WHAT YOU WILL DO
Extract each of the lines below verbatim, keeping their wording and order unchanged.

[Extracted records]
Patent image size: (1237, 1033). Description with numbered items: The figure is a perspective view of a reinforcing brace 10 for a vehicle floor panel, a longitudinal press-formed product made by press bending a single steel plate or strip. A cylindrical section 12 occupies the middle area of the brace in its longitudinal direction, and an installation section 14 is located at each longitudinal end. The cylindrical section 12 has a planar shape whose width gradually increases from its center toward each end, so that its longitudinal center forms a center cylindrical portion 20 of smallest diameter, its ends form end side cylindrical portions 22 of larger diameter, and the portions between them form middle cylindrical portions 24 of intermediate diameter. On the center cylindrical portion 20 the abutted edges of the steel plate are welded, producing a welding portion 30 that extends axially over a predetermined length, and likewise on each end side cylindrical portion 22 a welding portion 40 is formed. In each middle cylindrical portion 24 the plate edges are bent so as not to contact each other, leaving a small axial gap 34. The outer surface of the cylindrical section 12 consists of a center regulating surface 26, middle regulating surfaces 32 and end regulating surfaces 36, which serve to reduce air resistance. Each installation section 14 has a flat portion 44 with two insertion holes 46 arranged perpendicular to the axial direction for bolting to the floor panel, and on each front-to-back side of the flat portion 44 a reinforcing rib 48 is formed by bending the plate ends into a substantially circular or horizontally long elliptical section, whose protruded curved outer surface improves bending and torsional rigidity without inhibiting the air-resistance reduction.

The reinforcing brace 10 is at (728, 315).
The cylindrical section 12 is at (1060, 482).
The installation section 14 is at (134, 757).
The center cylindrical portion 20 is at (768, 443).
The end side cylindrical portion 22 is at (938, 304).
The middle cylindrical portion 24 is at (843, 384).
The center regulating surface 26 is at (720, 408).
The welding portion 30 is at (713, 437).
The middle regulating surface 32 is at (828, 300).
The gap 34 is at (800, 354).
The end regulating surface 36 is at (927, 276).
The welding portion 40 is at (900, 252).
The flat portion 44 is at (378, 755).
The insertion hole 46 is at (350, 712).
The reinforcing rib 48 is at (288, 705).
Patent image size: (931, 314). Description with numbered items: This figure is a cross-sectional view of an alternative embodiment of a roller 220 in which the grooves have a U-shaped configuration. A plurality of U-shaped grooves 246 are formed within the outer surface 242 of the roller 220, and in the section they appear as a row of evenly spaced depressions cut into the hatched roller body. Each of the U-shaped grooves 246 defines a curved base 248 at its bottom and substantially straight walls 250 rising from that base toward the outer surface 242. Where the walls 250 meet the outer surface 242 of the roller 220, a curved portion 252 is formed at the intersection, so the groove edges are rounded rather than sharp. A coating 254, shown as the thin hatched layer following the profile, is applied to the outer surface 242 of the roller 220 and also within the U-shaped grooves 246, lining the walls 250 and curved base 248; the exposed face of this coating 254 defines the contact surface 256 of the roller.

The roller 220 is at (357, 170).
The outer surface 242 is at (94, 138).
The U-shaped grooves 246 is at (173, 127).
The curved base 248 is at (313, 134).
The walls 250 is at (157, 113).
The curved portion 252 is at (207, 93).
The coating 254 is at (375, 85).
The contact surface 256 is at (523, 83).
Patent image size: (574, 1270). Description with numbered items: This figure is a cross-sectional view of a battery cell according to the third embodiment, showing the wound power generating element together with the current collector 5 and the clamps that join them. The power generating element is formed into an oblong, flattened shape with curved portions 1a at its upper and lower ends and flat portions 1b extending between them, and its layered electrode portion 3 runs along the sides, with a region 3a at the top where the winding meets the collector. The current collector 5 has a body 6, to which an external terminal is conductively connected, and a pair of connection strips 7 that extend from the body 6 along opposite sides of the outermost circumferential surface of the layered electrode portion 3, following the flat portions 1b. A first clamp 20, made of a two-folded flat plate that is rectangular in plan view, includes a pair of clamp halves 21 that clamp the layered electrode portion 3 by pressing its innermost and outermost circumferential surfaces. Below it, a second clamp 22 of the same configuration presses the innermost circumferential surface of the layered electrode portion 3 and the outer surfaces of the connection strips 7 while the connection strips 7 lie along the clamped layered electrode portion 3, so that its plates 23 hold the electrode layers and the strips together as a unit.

THE RESULT
Patent image size: (1237, 1033). Description with numbered items: The figure is a perspective view of a reinforcing brace 10 for a vehicle floor panel, a longitudinal press-formed product made by press bending a single steel plate or strip. A cylindrical section 12 occupies the middle area of the brace in its longitudinal direction, and an installation section 14 is located at each longitudinal end. The cylindrical section 12 has a planar shape whose width gradually increases from its center toward each end, so that its longitudinal center forms a center cylindrical portion 20 of smallest diameter, its ends form end side cylindrical portions 22 of larger diameter, and the portions between them form middle cylindrical portions 24 of intermediate diameter. On the center cylindrical portion 20 the abutted edges of the steel plate are welded, producing a welding portion 30 that extends axially over a predetermined length, and likewise on each end side cylindrical portion 22 a welding portion 40 is formed. In each middle cylindrical portion 24 the plate edges are bent so as not to contact each other, leaving a small axial gap 34. The outer surface of the cylindrical section 12 consists of a center regulating surface 26, middle regulating surfaces 32 and end regulating surfaces 36, which serve to reduce air resistance. Each installation section 14 has a flat portion 44 with two insertion holes 46 arranged perpendicular to the axial direction for bolting to the floor panel, and on each front-to-back side of the flat portion 44 a reinforcing rib 48 is formed by bending the plate ends into a substantially circular or horizontally long elliptical section, whose protruded curved outer surface improves bending and torsional rigidity without inhibiting the air-resistance reduction.

The reinforcing brace 10 is at (728, 315).
The cylindrical section 12 is at (1060, 482).
The installation section 14 is at (134, 757).
The center cylindrical portion 20 is at (768, 443).
The end side cylindrical portion 22 is at (938, 304).
The middle cylindrical portion 24 is at (843, 384).
The center regulating surface 26 is at (720, 408).
The welding portion 30 is at (713, 437).
The middle regulating surface 32 is at (828, 300).
The gap 34 is at (800, 354).
The end regulating surface 36 is at (927, 276).
The welding portion 40 is at (900, 252).
The flat portion 44 is at (378, 755).
The insertion hole 46 is at (350, 712).
The reinforcing rib 48 is at (288, 705).
Patent image size: (931, 314). Description with numbered items: This figure is a cross-sectional view of an alternative embodiment of a roller 220 in which the grooves have a U-shaped configuration. A plurality of U-shaped grooves 246 are formed within the outer surface 242 of the roller 220, and in the section they appear as a row of evenly spaced depressions cut into the hatched roller body. Each of the U-shaped grooves 246 defines a curved base 248 at its bottom and substantially straight walls 250 rising from that base toward the outer surface 242. Where the walls 250 meet the outer surface 242 of the roller 220, a curved portion 252 is formed at the intersection, so the groove edges are rounded rather than sharp. A coating 254, shown as the thin hatched layer following the profile, is applied to the outer surface 242 of the roller 220 and also within the U-shaped grooves 246, lining the walls 250 and curved base 248; the exposed face of this coating 254 defines the contact surface 256 of the roller.

The roller 220 is at (357, 170).
The outer surface 242 is at (94, 138).
The U-shaped grooves 246 is at (173, 127).
The curved base 248 is at (313, 134).
The walls 250 is at (157, 113).
The curved portion 252 is at (207, 93).
The coating 254 is at (375, 85).
The contact surface 256 is at (523, 83).
Patent image size: (574, 1270). Description with numbered items: This figure is a cross-sectional view of a battery cell according to the third embodiment, showing the wound power generating element together with the current collector 5 and the clamps that join them. The power generating element is formed into an oblong, flattened shape with curved portions 1a at its upper and lower ends and flat portions 1b extending between them, and its layered electrode portion 3 runs along the sides, with a region 3a at the top where the winding meets the collector. The current collector 5 has a body 6, to which an external terminal is conductively connected, and a pair of connection strips 7 that extend from the body 6 along opposite sides of the outermost circumferential surface of the layered electrode portion 3, following the flat portions 1b. A first clamp 20, made of a two-folded flat plate that is rectangular in plan view, includes a pair of clamp halves 21 that clamp the layered electrode portion 3 by pressing its innermost and outermost circumferential surfaces. Below it, a second clamp 22 of the same configuration presses the innermost circumferential surface of the layered electrode portion 3 and the outer surfaces of the connection strips 7 while the connection strips 7 lie along the clamped layered electrode portion 3, so that its plates 23 hold the electrode layers and the strips together as a unit.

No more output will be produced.